BRIEF A
In the rows below, repeat word for word everything from the line containing "1221, 1508, 1254]" down to the line containing "paragraph: Kelly swung", with both of those lines included.

##### SELECTED EXCERPT

Goodstart’s Head of Data & Analytics, Martin Knell, shares insights on the opportunities of AI and machine learning for human services and the key takeaways he has learnt on the road to AI

Goodstart is Australia’s largest childcare and early learning provider, with 650 centres across the country welcoming more than 70,000 children. Although early learning centres are not usually regarded as being at the forefront of technological innovation, Goodstart has harnessed the power of data to deliver new tools to ensure the safety of their children.

Ahead of his appearance at CDAO Brisbane 2023, we asked Knell to share more details about this project, what he has learnt – and of course, what he has planned next.

AI and ML for human services

Knell believes that machine learning, in particular, is ideally placed for human services, as it is better equipped to deal with collinearity than traditional statistics. Why is this important? Knell argues it is because AI and ML crack the “multivariate problem”.

“Humans in general (and children in particular), are always influenced by about 1000 things, and you can't hold 999 parameters constant and change one like in a laboratory experiment,” he says. “That means we depend on analytics tools that can deal with collinearity and that can give us the importance of one driver once adjusted for all others.”

Integrating Data and Analytics into Business Strategy

When it comes to AI and analytics projects, Knell argues that to be successful, you need to integrate analytics with business strategy.

“The idea that analytics teams sit somewhere on an underground floor beside a server room and come up with innovations that then the rest of the business becomes excited about rarely works.” he argues.

Instead, Knell recommends sitting down with the board to discuss key strategic challenges and then evaluate for which of these analytics can help to improve decision-making.

Through this process, Goodstart identified child safety as a key target, and then ran gradient boosting machines (GBM) over 300 input parameters to understand those drivers that are most predictive of the injury outcome. As a result, Goodstart were able to give every single centre a risk score and work with each centre to improve preventative measures.

From an Idea to Production

Statistics are not in favour of an AI project being successful and Knell admits that their first production model took a long time as the use case wasn’t prepared with production in mind.

“To be successful it’s necessary to organise your code into modules along the analytics chain from data ingestion to data transformation, to then train the model, and then create the inference model,” he says.

Additionally, he suggests focusing on the data cleaning and transformation steps, as these are easily overlooked with regard to automation when there is excitement about the project and the modelling stage.

Finally, he believes that to succeed, you need a user interface that can be updated with new data feeds.

“Importantly, these should present data and findings in a way that is digestible and interpretable for frontline users,” he says.

“It would be easy for the outcome to have been a PowerPoint presentation with interesting insights that people would have gotten excited about for a while - but then ultimately it would have gone on to a virtual shelf collecting dust. It is super important to leave some sort of tool or production model behind to give an analytics project ongoing life.”

##########

BRIEF B
According to the piece on Goodstart, into what stages along the analytics chain should code be organized into modules? List them in order.

##### EXERCISE INPUT

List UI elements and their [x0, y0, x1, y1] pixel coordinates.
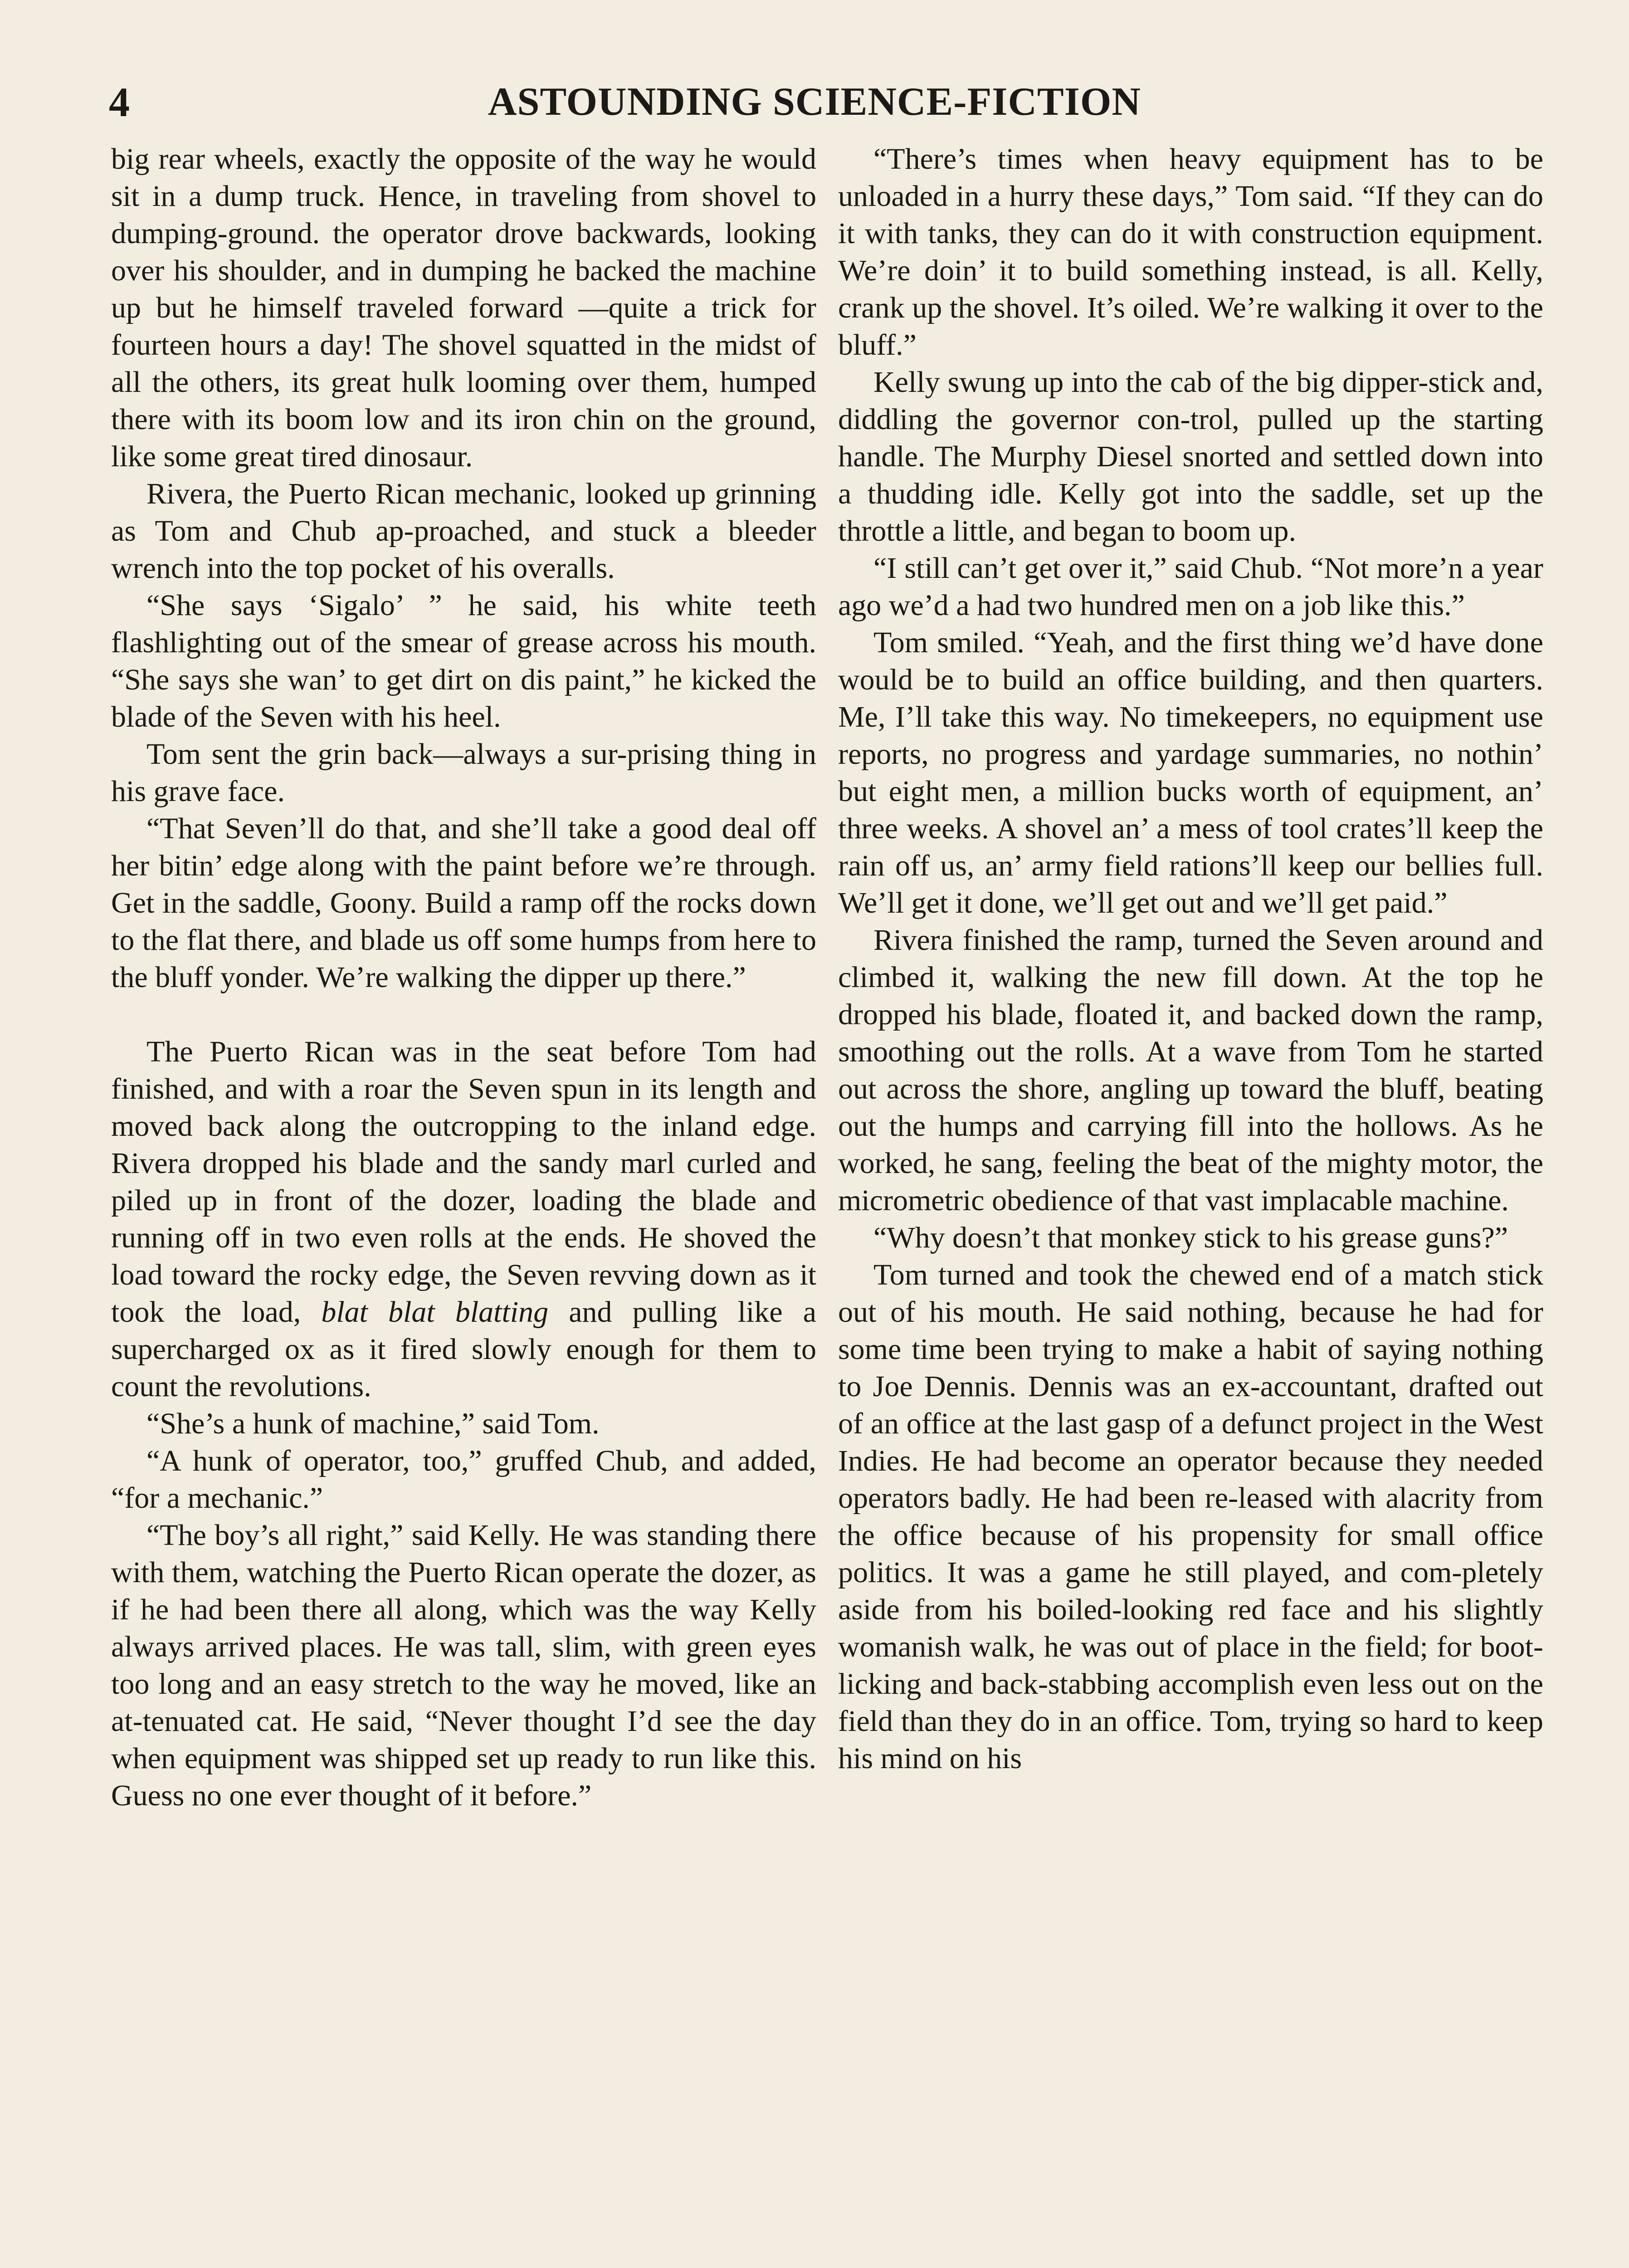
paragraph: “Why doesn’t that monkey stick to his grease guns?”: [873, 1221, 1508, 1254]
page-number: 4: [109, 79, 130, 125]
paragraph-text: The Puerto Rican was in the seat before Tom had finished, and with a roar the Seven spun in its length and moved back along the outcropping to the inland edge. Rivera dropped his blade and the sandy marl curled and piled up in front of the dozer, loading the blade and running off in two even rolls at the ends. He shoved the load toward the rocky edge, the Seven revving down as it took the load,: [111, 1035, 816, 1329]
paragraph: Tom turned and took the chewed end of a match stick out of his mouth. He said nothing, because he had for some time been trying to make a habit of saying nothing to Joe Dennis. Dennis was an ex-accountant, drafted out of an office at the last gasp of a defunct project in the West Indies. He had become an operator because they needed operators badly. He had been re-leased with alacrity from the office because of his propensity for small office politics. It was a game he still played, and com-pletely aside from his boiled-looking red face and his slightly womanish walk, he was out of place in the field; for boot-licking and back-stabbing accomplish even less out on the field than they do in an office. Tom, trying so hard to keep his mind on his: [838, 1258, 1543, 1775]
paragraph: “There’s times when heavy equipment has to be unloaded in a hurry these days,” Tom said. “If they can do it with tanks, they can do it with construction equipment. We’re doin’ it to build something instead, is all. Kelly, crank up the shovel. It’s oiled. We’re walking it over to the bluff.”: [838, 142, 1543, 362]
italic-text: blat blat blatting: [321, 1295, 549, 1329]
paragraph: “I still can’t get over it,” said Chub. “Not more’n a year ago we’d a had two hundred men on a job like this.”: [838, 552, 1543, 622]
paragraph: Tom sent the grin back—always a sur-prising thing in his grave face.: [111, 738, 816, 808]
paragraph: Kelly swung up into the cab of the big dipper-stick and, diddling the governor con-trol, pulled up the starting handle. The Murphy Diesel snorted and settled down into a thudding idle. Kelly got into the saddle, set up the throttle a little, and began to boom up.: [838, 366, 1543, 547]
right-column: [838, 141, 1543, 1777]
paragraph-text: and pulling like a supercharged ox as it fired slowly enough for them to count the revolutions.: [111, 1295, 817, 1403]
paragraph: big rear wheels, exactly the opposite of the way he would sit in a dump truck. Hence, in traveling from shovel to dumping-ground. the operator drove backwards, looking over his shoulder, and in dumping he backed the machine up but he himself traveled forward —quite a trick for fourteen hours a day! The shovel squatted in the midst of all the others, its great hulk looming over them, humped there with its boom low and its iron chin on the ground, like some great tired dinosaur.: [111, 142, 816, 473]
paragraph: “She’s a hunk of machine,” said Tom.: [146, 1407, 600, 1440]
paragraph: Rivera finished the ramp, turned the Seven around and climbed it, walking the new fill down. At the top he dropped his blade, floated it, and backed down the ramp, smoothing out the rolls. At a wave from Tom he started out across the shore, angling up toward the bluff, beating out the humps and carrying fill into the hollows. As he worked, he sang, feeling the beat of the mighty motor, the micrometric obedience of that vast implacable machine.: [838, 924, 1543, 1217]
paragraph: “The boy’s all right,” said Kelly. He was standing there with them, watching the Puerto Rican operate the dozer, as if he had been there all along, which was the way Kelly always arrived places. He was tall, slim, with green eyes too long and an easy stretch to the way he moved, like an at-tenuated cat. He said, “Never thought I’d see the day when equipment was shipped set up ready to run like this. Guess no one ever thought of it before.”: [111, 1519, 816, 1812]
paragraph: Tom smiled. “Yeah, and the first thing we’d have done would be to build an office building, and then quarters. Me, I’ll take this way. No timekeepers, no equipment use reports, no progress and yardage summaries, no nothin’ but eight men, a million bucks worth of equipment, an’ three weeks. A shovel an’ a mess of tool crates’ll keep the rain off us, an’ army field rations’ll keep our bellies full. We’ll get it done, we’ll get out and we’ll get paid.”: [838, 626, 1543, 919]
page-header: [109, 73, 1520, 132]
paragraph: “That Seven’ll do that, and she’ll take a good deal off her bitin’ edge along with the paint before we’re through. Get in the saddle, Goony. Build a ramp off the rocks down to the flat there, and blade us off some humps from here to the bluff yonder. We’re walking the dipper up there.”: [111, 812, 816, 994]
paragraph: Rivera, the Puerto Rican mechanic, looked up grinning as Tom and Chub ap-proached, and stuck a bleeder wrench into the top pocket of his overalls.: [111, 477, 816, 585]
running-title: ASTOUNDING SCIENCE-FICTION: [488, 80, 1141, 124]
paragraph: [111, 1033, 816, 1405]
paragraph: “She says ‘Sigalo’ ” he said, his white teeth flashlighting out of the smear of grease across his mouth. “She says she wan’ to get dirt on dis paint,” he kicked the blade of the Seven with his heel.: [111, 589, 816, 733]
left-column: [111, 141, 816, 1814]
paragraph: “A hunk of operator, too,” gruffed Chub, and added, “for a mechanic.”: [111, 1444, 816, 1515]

##########

WRITTEN SOLUTION A
paragraph: “Why doesn’t that monkey stick to his grease guns?”: [873, 1221, 1508, 1254]
page-number: 4: [109, 79, 130, 125]
paragraph-text: The Puerto Rican was in the seat before Tom had finished, and with a roar the Seven spun in its length and moved back along the outcropping to the inland edge. Rivera dropped his blade and the sandy marl curled and piled up in front of the dozer, loading the blade and running off in two even rolls at the ends. He shoved the load toward the rocky edge, the Seven revving down as it took the load,: [111, 1035, 816, 1329]
paragraph: Tom turned and took the chewed end of a match stick out of his mouth. He said nothing, because he had for some time been trying to make a habit of saying nothing to Joe Dennis. Dennis was an ex-accountant, drafted out of an office at the last gasp of a defunct project in the West Indies. He had become an operator because they needed operators badly. He had been re-leased with alacrity from the office because of his propensity for small office politics. It was a game he still played, and com-pletely aside from his boiled-looking red face and his slightly womanish walk, he was out of place in the field; for boot-licking and back-stabbing accomplish even less out on the field than they do in an office. Tom, trying so hard to keep his mind on his: [838, 1258, 1543, 1775]
paragraph: “There’s times when heavy equipment has to be unloaded in a hurry these days,” Tom said. “If they can do it with tanks, they can do it with construction equipment. We’re doin’ it to build something instead, is all. Kelly, crank up the shovel. It’s oiled. We’re walking it over to the bluff.”: [838, 142, 1543, 362]
italic-text: blat blat blatting: [321, 1295, 549, 1329]
paragraph: “I still can’t get over it,” said Chub. “Not more’n a year ago we’d a had two hundred men on a job like this.”: [838, 552, 1543, 622]
paragraph: Tom sent the grin back—always a sur-prising thing in his grave face.: [111, 738, 816, 808]
paragraph: Kelly swung up into the cab of the big dipper-stick and, diddling the governor con-trol, pulled up the starting handle. The Murphy Diesel snorted and settled down into a thudding idle. Kelly got into the saddle, set up the throttle a little, and began to boom up.: [838, 366, 1543, 547]

WRITTEN SOLUTION B
1. Data ingestion
2. Data transformation
3. Training the model
4. Creating the inference model